RECORD SET
>> start

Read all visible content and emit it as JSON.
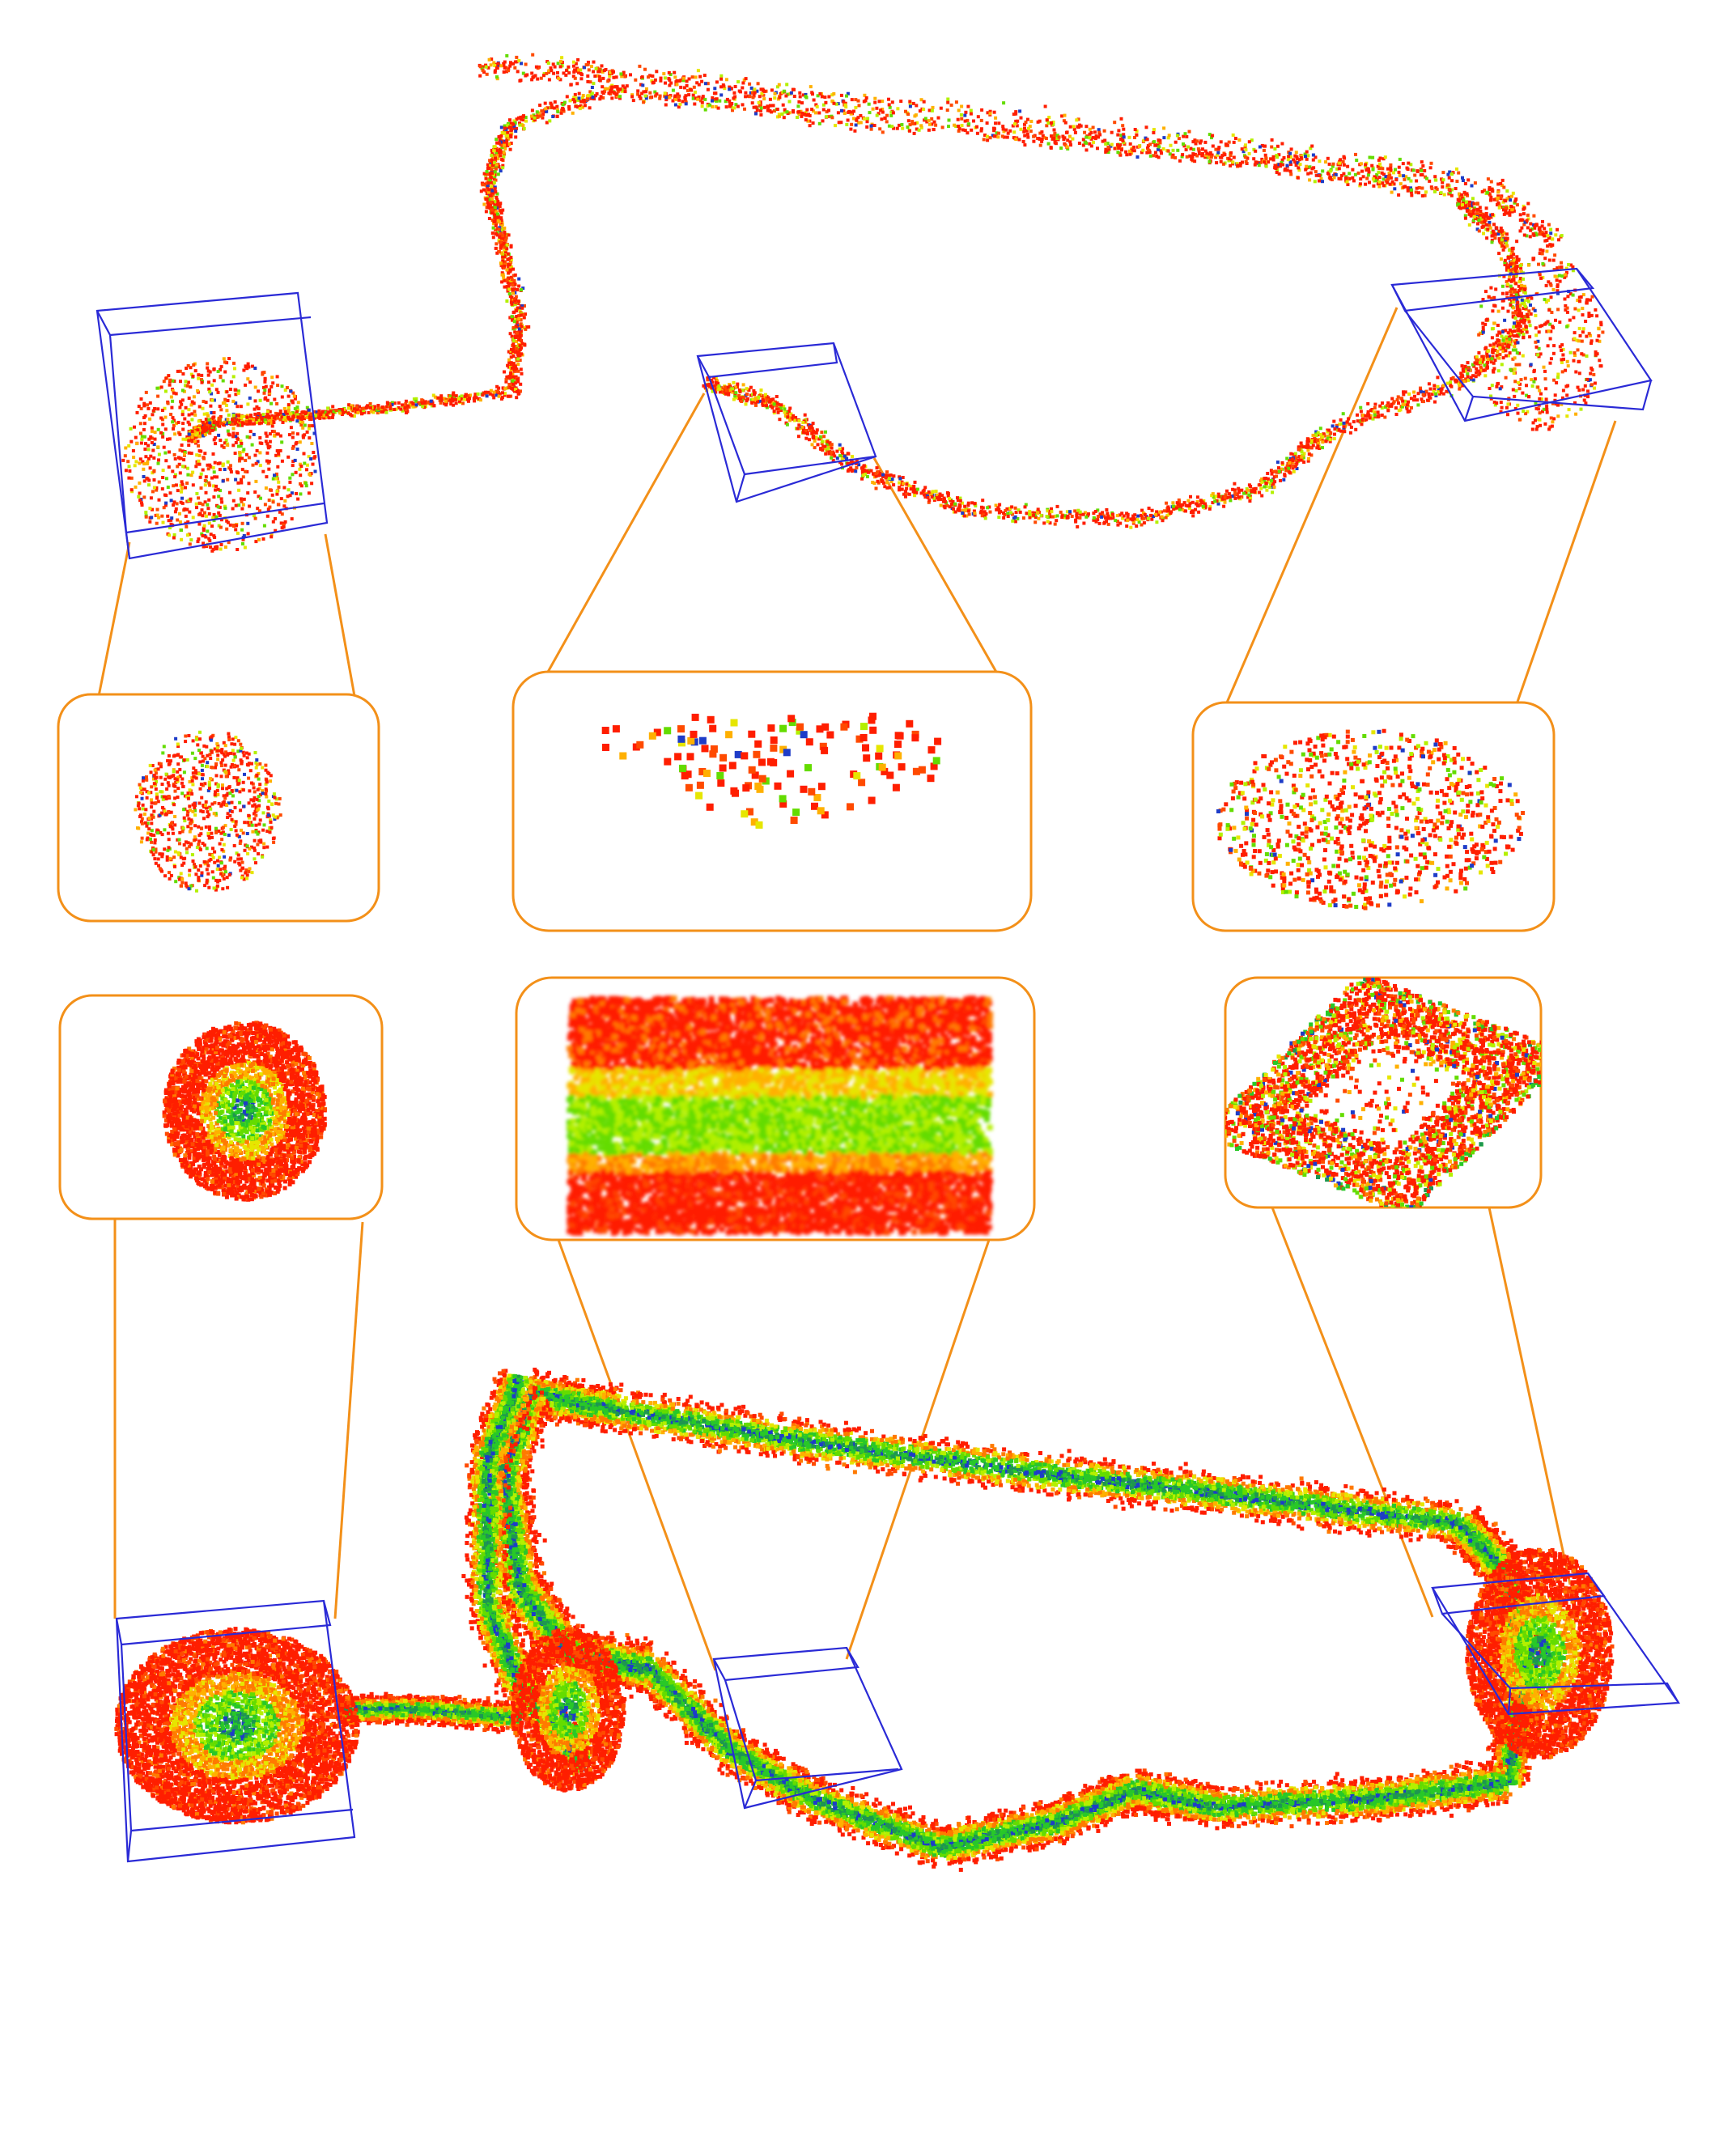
{
  "figure": {
    "background": "#ffffff",
    "connector_color": "#f39019",
    "box_color": "#2a2ad6",
    "inset_border_color": "#f39019",
    "point_palette": [
      "#ff1e00",
      "#ff4a00",
      "#ff7a00",
      "#ffb000",
      "#e6e600",
      "#b4f000",
      "#64dc00",
      "#28c828",
      "#1e9650",
      "#1e3cc8"
    ],
    "panels": [
      {
        "id": "sparse-map",
        "kind": "point-cloud",
        "style": "sparse"
      },
      {
        "id": "dense-map",
        "kind": "point-cloud",
        "style": "dense"
      }
    ],
    "insets": [
      {
        "id": "sparse-left",
        "region": "left"
      },
      {
        "id": "sparse-middle",
        "region": "middle"
      },
      {
        "id": "sparse-right",
        "region": "right"
      },
      {
        "id": "dense-left",
        "region": "left"
      },
      {
        "id": "dense-middle",
        "region": "middle"
      },
      {
        "id": "dense-right",
        "region": "right"
      }
    ]
  }
}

>> end

EXERCISE TASK
Gather from the records above every line containing the string "left".

TASK RESPONSE
        "id": "sparse-left",
        "region": "left"
        "id": "dense-left",
        "region": "left"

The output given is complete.